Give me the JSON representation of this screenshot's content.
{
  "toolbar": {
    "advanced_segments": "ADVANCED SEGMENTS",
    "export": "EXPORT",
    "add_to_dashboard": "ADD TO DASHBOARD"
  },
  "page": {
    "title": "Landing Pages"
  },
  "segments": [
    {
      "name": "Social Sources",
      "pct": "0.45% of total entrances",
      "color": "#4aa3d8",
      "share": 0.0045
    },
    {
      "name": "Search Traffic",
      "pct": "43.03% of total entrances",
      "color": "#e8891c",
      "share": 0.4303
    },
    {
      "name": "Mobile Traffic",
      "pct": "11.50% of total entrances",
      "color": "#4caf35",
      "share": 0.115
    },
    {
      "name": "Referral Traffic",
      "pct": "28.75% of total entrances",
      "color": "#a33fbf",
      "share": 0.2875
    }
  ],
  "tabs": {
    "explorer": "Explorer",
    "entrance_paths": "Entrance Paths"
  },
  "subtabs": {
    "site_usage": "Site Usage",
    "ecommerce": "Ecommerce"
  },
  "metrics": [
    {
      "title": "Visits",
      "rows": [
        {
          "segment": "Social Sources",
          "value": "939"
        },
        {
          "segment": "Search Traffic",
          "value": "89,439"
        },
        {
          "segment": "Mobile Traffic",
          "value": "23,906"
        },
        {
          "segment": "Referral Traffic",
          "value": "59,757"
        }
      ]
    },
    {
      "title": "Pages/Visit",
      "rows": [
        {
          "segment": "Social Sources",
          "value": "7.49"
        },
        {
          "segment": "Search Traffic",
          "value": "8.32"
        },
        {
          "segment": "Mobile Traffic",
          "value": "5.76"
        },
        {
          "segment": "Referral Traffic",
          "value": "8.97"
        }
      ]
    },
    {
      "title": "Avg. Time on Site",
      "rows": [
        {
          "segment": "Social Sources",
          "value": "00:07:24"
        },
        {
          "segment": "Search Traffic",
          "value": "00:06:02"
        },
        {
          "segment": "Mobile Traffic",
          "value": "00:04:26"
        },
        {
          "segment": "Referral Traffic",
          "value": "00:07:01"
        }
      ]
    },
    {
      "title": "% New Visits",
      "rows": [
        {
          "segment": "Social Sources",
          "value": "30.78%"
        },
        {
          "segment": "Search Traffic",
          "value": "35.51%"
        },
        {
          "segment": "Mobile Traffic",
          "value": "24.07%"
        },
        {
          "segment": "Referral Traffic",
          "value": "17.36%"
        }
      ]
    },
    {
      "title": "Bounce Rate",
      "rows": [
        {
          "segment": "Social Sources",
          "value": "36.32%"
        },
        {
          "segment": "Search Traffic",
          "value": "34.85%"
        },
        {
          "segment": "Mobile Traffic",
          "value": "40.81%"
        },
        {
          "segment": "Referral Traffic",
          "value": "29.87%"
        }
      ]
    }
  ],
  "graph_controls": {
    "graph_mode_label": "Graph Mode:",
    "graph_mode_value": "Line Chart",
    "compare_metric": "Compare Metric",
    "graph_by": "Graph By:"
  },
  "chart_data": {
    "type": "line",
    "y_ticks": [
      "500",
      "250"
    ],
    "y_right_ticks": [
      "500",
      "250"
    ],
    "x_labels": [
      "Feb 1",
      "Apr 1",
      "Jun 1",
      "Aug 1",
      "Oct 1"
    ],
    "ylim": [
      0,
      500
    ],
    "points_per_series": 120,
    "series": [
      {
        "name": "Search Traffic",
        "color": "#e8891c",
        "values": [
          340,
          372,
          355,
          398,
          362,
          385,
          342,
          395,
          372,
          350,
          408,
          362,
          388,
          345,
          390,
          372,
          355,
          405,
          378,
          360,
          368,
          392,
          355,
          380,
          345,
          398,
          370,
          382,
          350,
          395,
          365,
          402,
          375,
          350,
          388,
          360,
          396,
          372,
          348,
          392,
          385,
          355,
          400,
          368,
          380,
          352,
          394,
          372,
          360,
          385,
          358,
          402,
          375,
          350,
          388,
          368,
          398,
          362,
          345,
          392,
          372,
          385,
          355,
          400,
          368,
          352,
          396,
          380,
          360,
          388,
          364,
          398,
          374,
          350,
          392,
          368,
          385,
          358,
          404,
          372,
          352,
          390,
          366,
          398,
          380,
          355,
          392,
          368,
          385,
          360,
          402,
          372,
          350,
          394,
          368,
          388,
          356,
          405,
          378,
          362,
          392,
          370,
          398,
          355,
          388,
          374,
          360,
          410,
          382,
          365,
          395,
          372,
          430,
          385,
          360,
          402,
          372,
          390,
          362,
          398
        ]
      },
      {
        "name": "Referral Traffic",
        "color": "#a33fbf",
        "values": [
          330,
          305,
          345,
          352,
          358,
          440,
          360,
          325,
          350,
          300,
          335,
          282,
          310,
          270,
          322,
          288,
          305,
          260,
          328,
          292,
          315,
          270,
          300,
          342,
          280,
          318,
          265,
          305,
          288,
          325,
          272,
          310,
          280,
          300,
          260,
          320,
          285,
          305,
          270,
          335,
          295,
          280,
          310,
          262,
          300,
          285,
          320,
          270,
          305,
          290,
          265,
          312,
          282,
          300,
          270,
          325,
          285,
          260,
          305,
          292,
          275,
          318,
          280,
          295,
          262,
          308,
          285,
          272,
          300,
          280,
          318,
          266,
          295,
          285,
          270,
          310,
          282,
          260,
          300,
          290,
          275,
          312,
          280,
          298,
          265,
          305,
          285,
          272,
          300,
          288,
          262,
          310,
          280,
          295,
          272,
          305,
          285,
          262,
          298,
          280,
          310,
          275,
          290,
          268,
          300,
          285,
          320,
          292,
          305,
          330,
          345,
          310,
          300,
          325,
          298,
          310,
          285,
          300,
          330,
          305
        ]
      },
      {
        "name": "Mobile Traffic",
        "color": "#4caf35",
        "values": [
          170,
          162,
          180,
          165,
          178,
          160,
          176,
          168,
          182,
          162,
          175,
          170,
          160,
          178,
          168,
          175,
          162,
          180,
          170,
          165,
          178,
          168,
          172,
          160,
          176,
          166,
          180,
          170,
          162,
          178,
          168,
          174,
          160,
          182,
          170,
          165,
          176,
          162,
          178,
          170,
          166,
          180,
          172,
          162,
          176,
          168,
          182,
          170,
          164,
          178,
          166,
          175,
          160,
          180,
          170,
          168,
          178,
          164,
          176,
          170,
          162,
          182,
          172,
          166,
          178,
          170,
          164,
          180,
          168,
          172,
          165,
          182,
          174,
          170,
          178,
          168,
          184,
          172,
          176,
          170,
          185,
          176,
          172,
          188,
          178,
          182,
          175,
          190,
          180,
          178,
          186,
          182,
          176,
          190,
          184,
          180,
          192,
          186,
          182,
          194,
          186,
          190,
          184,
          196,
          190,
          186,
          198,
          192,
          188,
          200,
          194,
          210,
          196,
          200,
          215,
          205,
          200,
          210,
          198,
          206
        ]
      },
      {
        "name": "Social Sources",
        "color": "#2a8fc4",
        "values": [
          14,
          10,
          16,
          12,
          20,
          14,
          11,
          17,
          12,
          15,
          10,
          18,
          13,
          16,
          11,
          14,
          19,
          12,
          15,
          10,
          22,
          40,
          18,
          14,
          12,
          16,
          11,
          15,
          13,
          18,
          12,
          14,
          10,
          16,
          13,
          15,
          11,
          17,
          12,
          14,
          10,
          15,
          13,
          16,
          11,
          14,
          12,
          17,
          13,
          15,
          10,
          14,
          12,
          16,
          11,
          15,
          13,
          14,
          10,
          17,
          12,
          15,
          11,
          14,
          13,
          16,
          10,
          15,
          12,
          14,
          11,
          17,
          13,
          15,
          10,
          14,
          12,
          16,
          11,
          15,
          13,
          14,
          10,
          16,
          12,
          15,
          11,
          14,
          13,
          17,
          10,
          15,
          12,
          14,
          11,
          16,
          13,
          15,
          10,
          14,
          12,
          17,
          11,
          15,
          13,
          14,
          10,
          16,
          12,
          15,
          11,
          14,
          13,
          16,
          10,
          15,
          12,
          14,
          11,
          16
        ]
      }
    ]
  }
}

::::::::

**Task prompt:** List each line holding the string "color".

**Task output:**
      "color": "#4aa3d8",
      "color": "#e8891c",
      "color": "#4caf35",
      "color": "#a33fbf",
        "color": "#e8891c",
        "color": "#a33fbf",
        "color": "#4caf35",
        "color": "#2a8fc4",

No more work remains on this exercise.